▶ **DATA LISTING**
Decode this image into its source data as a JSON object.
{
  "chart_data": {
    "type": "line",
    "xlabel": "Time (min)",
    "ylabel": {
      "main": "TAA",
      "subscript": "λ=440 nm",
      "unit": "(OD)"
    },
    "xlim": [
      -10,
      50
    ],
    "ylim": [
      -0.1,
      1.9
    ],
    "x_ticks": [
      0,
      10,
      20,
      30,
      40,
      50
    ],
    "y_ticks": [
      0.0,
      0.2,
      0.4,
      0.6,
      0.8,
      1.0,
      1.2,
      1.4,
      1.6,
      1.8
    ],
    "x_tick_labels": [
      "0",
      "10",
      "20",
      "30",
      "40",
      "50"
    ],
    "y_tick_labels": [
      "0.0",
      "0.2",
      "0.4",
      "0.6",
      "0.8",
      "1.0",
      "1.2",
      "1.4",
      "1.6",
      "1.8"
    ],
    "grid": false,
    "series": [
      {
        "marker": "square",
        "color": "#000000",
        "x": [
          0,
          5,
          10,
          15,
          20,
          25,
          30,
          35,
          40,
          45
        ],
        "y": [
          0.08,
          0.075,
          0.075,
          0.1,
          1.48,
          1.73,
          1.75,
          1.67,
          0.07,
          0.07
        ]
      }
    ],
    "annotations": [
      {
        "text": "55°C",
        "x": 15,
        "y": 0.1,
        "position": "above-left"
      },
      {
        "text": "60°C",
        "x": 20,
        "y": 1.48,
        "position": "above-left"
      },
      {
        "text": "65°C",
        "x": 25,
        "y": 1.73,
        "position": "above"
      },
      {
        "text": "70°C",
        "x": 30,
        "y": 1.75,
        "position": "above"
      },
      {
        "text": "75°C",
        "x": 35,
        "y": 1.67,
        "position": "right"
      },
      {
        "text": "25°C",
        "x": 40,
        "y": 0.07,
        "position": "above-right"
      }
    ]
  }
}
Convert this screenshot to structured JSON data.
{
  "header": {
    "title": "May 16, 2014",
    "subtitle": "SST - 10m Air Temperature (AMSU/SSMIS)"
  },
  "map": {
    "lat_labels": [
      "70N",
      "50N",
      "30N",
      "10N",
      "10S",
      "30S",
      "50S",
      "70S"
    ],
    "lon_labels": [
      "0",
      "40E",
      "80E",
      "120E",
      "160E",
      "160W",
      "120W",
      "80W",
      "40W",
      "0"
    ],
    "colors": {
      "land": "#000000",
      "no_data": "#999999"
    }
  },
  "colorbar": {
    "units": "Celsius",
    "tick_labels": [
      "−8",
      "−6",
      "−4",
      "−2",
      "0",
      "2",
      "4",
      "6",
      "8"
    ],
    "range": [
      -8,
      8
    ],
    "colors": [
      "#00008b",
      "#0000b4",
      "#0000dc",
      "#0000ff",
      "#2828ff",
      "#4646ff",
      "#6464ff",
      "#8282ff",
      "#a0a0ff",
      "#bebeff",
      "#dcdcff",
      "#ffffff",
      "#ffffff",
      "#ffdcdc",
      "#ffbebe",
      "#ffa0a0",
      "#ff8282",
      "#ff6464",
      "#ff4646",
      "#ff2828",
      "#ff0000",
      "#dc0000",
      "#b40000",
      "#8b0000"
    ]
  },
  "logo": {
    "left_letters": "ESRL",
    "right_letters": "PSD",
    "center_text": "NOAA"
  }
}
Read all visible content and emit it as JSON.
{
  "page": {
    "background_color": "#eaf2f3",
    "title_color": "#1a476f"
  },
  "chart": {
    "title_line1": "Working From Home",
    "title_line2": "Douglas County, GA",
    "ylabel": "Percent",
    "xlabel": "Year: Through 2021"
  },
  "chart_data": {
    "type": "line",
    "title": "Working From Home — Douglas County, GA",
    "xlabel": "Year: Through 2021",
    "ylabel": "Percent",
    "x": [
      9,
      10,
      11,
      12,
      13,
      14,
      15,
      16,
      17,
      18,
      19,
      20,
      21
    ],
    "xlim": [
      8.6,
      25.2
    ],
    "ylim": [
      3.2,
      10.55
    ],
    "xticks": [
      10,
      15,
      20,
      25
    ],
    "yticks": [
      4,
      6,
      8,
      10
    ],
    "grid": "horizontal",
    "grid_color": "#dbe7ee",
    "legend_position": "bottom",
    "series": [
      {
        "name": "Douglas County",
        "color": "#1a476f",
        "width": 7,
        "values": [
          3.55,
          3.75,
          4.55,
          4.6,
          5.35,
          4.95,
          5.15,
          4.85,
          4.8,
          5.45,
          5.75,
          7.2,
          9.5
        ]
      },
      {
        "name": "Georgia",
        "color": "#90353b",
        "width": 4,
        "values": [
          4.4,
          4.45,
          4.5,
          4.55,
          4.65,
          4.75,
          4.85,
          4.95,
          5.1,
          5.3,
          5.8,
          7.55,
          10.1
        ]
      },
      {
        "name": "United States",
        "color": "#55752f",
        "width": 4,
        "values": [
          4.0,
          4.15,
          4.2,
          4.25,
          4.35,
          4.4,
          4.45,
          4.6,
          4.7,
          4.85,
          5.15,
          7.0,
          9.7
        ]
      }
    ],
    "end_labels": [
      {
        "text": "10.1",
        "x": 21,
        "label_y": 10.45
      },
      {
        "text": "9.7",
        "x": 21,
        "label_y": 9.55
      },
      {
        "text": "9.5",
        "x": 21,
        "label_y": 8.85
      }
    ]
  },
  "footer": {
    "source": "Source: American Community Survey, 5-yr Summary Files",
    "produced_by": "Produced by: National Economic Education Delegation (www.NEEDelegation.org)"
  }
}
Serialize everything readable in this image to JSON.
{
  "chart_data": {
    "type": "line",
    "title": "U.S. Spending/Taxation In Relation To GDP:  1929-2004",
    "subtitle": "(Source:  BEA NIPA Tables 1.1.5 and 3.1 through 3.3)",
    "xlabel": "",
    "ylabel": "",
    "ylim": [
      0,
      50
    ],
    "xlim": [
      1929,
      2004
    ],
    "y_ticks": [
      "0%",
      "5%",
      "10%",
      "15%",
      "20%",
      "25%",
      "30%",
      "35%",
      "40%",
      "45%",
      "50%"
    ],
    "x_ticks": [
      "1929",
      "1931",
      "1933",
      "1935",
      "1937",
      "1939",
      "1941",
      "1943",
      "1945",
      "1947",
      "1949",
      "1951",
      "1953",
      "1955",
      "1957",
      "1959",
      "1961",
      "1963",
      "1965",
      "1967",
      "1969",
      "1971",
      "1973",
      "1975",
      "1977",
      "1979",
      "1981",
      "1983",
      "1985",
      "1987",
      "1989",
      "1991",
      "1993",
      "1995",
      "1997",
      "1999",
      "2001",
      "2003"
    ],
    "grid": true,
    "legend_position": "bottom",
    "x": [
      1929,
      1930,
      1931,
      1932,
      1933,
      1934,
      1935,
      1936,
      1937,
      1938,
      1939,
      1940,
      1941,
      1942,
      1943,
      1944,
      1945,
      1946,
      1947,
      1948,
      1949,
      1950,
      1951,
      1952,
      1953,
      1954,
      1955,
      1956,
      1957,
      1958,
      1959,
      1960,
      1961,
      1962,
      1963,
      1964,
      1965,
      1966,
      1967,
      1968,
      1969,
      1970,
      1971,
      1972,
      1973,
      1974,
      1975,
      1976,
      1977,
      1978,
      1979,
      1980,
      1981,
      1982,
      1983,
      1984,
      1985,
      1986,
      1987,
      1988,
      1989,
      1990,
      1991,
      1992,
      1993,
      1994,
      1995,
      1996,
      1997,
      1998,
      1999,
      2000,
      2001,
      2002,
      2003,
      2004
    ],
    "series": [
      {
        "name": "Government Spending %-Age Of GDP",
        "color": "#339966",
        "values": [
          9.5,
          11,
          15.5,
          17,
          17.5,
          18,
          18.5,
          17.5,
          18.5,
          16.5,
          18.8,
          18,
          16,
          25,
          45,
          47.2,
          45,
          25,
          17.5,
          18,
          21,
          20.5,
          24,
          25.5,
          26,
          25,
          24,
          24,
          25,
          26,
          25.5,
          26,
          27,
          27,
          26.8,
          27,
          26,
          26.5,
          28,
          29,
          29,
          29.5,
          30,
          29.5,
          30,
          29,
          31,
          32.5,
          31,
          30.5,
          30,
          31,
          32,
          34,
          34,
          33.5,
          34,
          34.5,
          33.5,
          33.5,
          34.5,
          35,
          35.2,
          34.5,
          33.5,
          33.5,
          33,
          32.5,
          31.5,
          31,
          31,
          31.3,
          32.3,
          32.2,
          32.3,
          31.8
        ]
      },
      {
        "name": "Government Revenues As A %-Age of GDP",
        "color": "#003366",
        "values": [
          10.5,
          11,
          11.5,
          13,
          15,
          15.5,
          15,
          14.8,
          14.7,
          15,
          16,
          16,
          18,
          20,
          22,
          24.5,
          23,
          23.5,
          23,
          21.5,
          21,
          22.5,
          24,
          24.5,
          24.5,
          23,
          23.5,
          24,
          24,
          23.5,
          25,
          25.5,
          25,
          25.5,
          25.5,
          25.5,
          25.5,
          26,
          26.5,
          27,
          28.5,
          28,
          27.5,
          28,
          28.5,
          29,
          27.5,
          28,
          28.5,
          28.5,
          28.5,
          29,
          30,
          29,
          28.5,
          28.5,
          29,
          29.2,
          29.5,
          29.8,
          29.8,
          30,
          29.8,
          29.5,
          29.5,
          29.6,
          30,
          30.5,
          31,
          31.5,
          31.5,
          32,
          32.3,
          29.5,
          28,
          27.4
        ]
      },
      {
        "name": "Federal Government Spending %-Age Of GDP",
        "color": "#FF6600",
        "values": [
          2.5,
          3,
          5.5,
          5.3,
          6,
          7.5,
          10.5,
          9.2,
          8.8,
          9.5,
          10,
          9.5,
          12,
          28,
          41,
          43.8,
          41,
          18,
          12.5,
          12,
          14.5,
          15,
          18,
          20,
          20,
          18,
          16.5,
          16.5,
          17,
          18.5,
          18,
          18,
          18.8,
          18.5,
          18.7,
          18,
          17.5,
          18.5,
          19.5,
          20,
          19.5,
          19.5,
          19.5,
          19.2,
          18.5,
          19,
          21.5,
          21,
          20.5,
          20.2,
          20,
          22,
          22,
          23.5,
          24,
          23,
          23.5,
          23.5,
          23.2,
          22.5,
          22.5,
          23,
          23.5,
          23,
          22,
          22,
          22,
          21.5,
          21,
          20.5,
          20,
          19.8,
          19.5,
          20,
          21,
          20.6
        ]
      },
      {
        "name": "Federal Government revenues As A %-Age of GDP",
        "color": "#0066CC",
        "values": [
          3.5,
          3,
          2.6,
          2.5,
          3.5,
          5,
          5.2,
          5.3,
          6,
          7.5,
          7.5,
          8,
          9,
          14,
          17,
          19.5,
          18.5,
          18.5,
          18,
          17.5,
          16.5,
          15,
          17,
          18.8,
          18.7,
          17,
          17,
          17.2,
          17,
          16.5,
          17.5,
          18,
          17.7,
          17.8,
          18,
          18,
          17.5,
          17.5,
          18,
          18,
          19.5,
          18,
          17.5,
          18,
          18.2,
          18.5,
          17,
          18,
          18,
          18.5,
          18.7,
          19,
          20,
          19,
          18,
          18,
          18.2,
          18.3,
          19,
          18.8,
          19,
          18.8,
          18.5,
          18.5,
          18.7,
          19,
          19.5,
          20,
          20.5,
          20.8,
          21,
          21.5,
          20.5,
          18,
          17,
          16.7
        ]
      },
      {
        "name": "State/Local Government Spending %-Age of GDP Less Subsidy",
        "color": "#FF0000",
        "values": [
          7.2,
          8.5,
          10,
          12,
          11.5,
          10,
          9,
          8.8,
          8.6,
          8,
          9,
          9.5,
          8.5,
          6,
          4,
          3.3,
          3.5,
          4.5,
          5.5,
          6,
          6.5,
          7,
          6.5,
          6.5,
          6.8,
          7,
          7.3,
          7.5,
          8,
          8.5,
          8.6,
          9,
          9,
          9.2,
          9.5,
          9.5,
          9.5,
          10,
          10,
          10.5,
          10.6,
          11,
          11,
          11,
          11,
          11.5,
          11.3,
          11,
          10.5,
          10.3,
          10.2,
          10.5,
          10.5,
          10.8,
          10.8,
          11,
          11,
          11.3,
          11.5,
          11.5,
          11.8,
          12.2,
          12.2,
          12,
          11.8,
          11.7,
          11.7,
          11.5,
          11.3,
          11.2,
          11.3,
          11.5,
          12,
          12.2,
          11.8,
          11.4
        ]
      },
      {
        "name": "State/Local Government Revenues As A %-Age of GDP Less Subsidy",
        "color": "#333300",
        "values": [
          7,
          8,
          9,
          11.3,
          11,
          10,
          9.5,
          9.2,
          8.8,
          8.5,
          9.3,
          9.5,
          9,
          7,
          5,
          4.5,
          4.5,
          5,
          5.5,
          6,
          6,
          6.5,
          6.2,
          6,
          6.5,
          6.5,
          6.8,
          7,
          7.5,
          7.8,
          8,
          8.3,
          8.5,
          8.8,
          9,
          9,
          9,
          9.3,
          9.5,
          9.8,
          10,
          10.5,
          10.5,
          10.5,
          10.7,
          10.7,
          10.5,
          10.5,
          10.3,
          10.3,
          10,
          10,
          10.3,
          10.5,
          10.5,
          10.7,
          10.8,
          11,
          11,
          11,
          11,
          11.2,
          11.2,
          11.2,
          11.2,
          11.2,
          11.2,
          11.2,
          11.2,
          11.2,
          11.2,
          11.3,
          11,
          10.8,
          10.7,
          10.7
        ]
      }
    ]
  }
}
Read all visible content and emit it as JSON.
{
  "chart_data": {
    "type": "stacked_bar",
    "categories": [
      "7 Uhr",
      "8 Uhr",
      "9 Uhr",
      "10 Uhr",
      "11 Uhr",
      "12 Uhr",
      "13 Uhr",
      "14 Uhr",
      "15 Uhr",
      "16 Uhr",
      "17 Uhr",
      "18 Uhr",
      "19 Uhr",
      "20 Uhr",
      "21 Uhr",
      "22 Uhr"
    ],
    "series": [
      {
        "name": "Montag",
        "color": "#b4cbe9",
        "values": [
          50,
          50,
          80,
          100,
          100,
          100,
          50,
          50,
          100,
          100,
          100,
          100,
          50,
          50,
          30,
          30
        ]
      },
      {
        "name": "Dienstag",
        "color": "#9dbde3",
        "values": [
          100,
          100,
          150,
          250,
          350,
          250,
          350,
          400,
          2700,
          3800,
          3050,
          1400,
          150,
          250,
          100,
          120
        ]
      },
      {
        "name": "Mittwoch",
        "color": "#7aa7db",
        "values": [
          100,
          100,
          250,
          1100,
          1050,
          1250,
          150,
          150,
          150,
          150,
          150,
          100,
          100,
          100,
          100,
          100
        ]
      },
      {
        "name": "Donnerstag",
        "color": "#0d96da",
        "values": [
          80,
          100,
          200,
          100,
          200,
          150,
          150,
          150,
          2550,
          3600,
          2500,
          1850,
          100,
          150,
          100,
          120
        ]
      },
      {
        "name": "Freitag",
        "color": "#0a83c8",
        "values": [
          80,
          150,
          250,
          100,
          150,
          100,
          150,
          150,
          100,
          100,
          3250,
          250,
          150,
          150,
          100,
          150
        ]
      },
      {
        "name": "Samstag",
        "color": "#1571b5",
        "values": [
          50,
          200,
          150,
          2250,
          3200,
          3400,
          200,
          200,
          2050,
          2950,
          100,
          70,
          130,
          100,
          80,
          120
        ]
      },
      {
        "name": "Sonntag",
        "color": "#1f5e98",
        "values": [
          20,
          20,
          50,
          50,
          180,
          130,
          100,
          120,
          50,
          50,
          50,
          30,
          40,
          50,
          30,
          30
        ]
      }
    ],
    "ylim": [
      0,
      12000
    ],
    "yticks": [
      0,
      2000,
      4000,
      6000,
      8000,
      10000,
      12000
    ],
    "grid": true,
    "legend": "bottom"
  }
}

▶ **TASK STATEMENT**
Identify every line holding the word "Home" and copy it out.

▶ **WRITTEN ANSWER**
    "title_line1": "Working From Home",
    "title": "Working From Home — Douglas County, GA",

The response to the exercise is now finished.